— start Task inputs —

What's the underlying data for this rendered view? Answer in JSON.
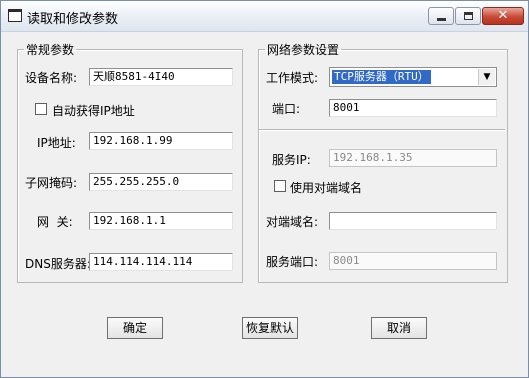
{
  "window": {
    "title": "读取和修改参数",
    "minimize_label": "minimize",
    "maximize_label": "maximize",
    "close_label": "close"
  },
  "general": {
    "legend": "常规参数",
    "device_name_label": "设备名称:",
    "device_name_value": "天顺8581-4I40",
    "auto_ip_label": "自动获得IP地址",
    "auto_ip_checked": false,
    "ip_label": "IP地址:",
    "ip_value": "192.168.1.99",
    "subnet_label": "子网掩码:",
    "subnet_value": "255.255.255.0",
    "gateway_label": "网  关:",
    "gateway_value": "192.168.1.1",
    "dns_label": "DNS服务器:",
    "dns_value": "114.114.114.114"
  },
  "network": {
    "legend": "网络参数设置",
    "mode_label": "工作模式:",
    "mode_value": "TCP服务器（RTU）",
    "port_label": "端口:",
    "port_value": "8001",
    "server_ip_label": "服务IP:",
    "server_ip_value": "192.168.1.35",
    "use_peer_domain_label": "使用对端域名",
    "use_peer_domain_checked": false,
    "peer_domain_label": "对端域名:",
    "peer_domain_value": "",
    "server_port_label": "服务端口:",
    "server_port_value": "8001"
  },
  "buttons": {
    "ok": "确定",
    "restore_default": "恢复默认",
    "cancel": "取消"
  }
}
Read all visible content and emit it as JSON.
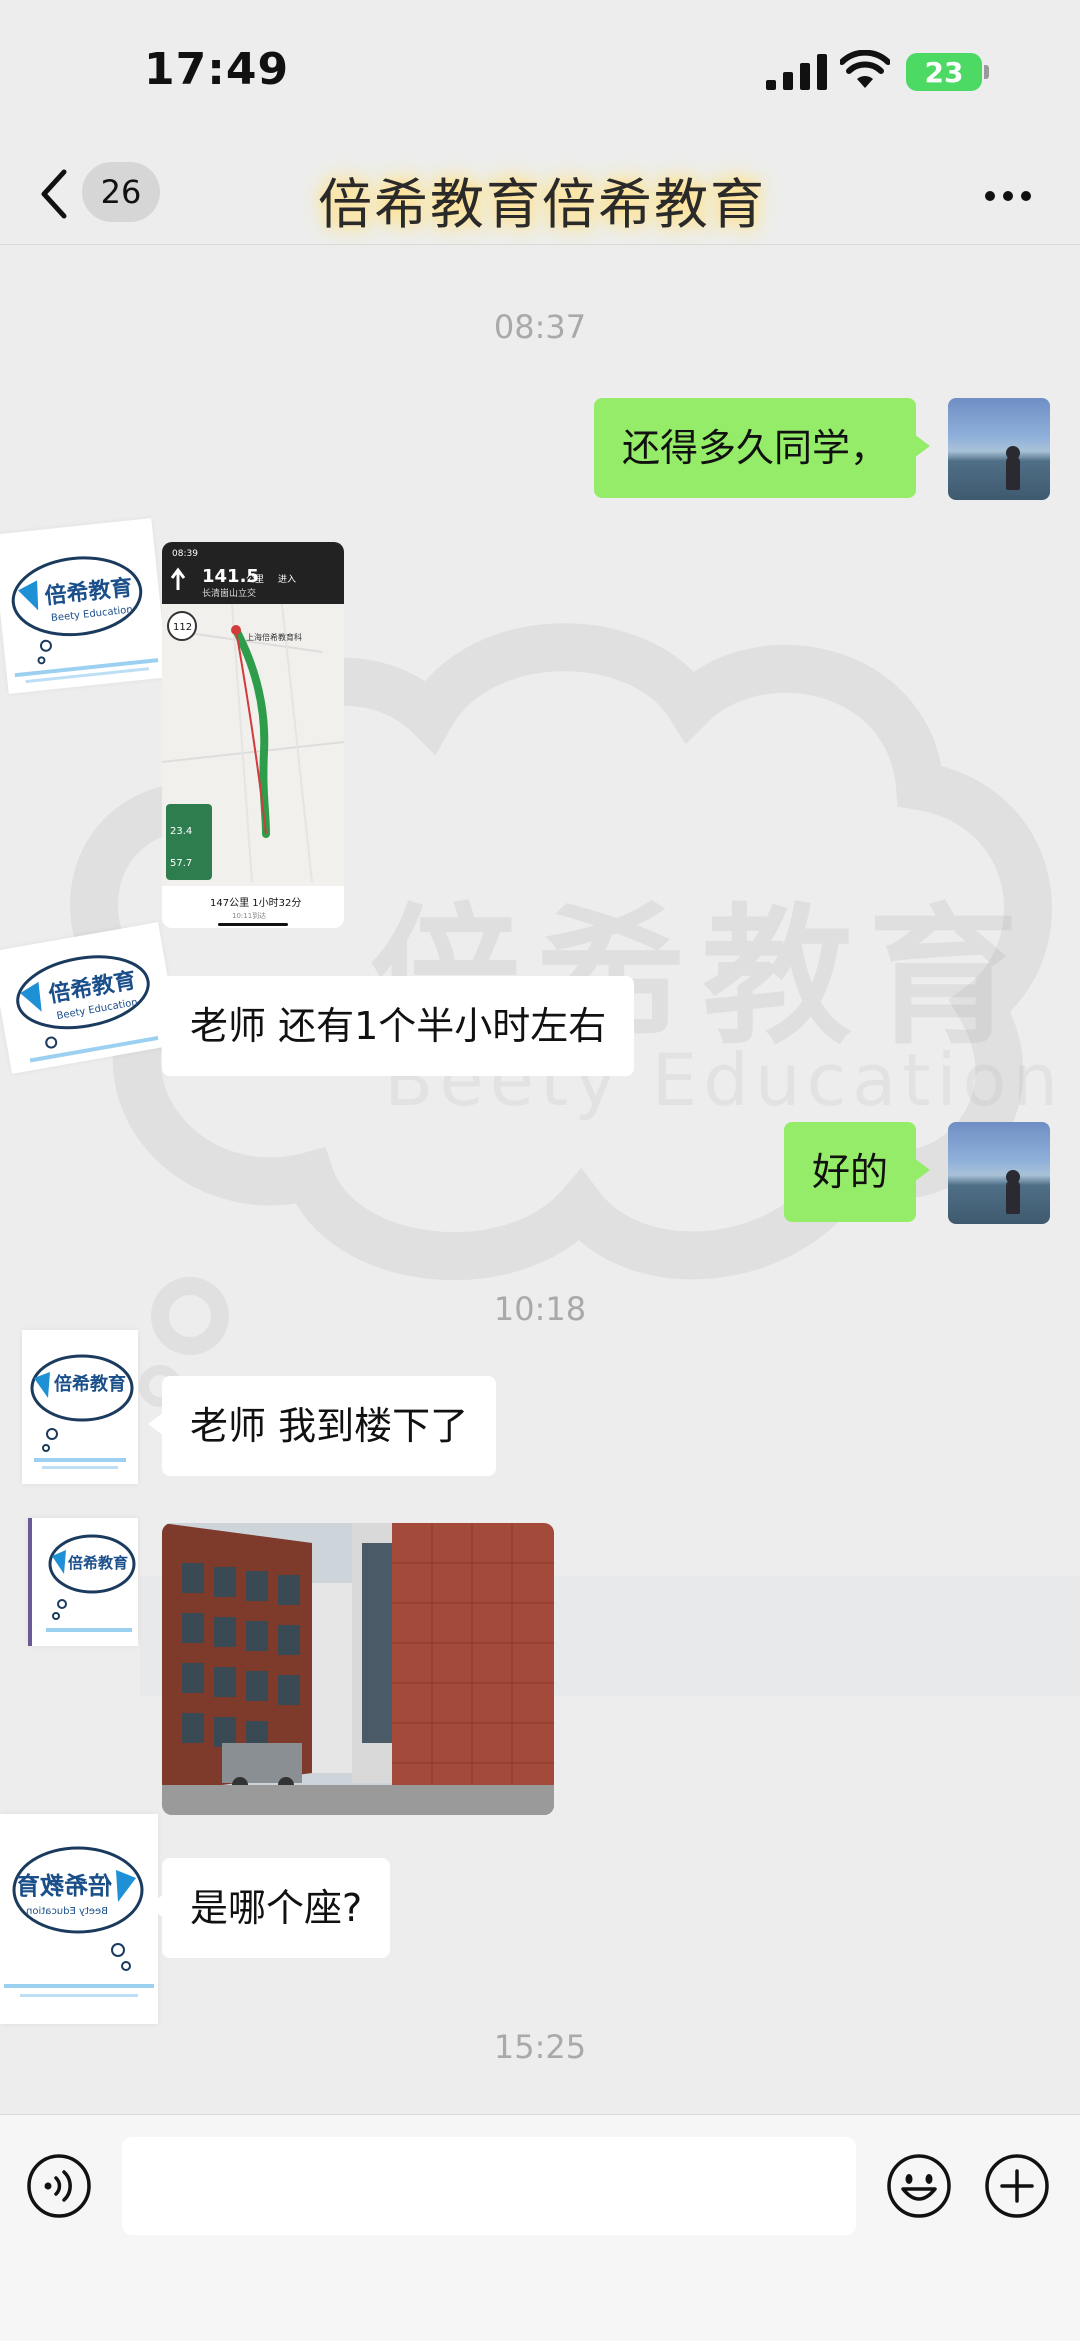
{
  "status_bar": {
    "time": "17:49",
    "battery": "23",
    "icons": [
      "cellular-signal-icon",
      "wifi-icon",
      "battery-charging-icon"
    ]
  },
  "nav": {
    "back_icon": "chevron-left-icon",
    "unread_count": "26",
    "title": "倍希教育倍希教育",
    "more_icon": "more-horizontal-icon"
  },
  "messages": [
    {
      "type": "timestamp",
      "text": "08:37"
    },
    {
      "type": "text",
      "side": "out",
      "text": "还得多久同学，"
    },
    {
      "type": "image",
      "side": "in",
      "content": "map-navigation-screenshot",
      "map": {
        "status_time": "08:39",
        "distance": "141.5",
        "distance_unit": "公里",
        "action": "进入",
        "road": "长清崮山立交",
        "speed_limit": "112",
        "destination": "上海倍希教育科",
        "panel_distance_1": "23.4",
        "panel_distance_2": "57.7",
        "summary": "147公里 1小时32分",
        "arrival": "10:11到达"
      }
    },
    {
      "type": "text",
      "side": "in",
      "text": "老师 还有1个半小时左右"
    },
    {
      "type": "text",
      "side": "out",
      "text": "好的"
    },
    {
      "type": "timestamp",
      "text": "10:18"
    },
    {
      "type": "text",
      "side": "in",
      "text": "老师 我到楼下了"
    },
    {
      "type": "image",
      "side": "in",
      "content": "building-photo"
    },
    {
      "type": "text",
      "side": "in",
      "text": "是哪个座?"
    },
    {
      "type": "timestamp",
      "text": "15:25"
    }
  ],
  "brand": {
    "logo_text": "倍希教育",
    "logo_sub": "Beety Education"
  },
  "watermark": {
    "text": "倍希教育",
    "sub": "Beety Education"
  },
  "input_bar": {
    "voice_icon": "voice-icon",
    "placeholder": "",
    "emoji_icon": "emoji-icon",
    "add_icon": "plus-circle-icon"
  },
  "colors": {
    "background": "#ededed",
    "outgoing_bubble": "#95ec69",
    "incoming_bubble": "#ffffff",
    "battery": "#4cd964"
  }
}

— end Task inputs —

Your instructions: All entries are to be retyped exactly. Omit any embedded images.

Response to this task:
What's the underlying data for this rendered view? Answer in JSON.
{
  "window": {
    "title": "读取和修改参数",
    "minimize_label": "minimize",
    "maximize_label": "maximize",
    "close_label": "close"
  },
  "general": {
    "legend": "常规参数",
    "device_name_label": "设备名称:",
    "device_name_value": "天顺8581-4I40",
    "auto_ip_label": "自动获得IP地址",
    "auto_ip_checked": false,
    "ip_label": "IP地址:",
    "ip_value": "192.168.1.99",
    "subnet_label": "子网掩码:",
    "subnet_value": "255.255.255.0",
    "gateway_label": "网  关:",
    "gateway_value": "192.168.1.1",
    "dns_label": "DNS服务器:",
    "dns_value": "114.114.114.114"
  },
  "network": {
    "legend": "网络参数设置",
    "mode_label": "工作模式:",
    "mode_value": "TCP服务器（RTU）",
    "port_label": "端口:",
    "port_value": "8001",
    "server_ip_label": "服务IP:",
    "server_ip_value": "192.168.1.35",
    "use_peer_domain_label": "使用对端域名",
    "use_peer_domain_checked": false,
    "peer_domain_label": "对端域名:",
    "peer_domain_value": "",
    "server_port_label": "服务端口:",
    "server_port_value": "8001"
  },
  "buttons": {
    "ok": "确定",
    "restore_default": "恢复默认",
    "cancel": "取消"
  }
}
Read all visible content and emit it as JSON.
{
  "status_bar": {
    "time": "17:49",
    "battery": "23",
    "icons": [
      "cellular-signal-icon",
      "wifi-icon",
      "battery-charging-icon"
    ]
  },
  "nav": {
    "back_icon": "chevron-left-icon",
    "unread_count": "26",
    "title": "倍希教育倍希教育",
    "more_icon": "more-horizontal-icon"
  },
  "messages": [
    {
      "type": "timestamp",
      "text": "08:37"
    },
    {
      "type": "text",
      "side": "out",
      "text": "还得多久同学，"
    },
    {
      "type": "image",
      "side": "in",
      "content": "map-navigation-screenshot",
      "map": {
        "status_time": "08:39",
        "distance": "141.5",
        "distance_unit": "公里",
        "action": "进入",
        "road": "长清崮山立交",
        "speed_limit": "112",
        "destination": "上海倍希教育科",
        "panel_distance_1": "23.4",
        "panel_distance_2": "57.7",
        "summary": "147公里 1小时32分",
        "arrival": "10:11到达"
      }
    },
    {
      "type": "text",
      "side": "in",
      "text": "老师 还有1个半小时左右"
    },
    {
      "type": "text",
      "side": "out",
      "text": "好的"
    },
    {
      "type": "timestamp",
      "text": "10:18"
    },
    {
      "type": "text",
      "side": "in",
      "text": "老师 我到楼下了"
    },
    {
      "type": "image",
      "side": "in",
      "content": "building-photo"
    },
    {
      "type": "text",
      "side": "in",
      "text": "是哪个座?"
    },
    {
      "type": "timestamp",
      "text": "15:25"
    }
  ],
  "brand": {
    "logo_text": "倍希教育",
    "logo_sub": "Beety Education"
  },
  "watermark": {
    "text": "倍希教育",
    "sub": "Beety Education"
  },
  "input_bar": {
    "voice_icon": "voice-icon",
    "placeholder": "",
    "emoji_icon": "emoji-icon",
    "add_icon": "plus-circle-icon"
  },
  "colors": {
    "background": "#ededed",
    "outgoing_bubble": "#95ec69",
    "incoming_bubble": "#ffffff",
    "battery": "#4cd964"
  }
}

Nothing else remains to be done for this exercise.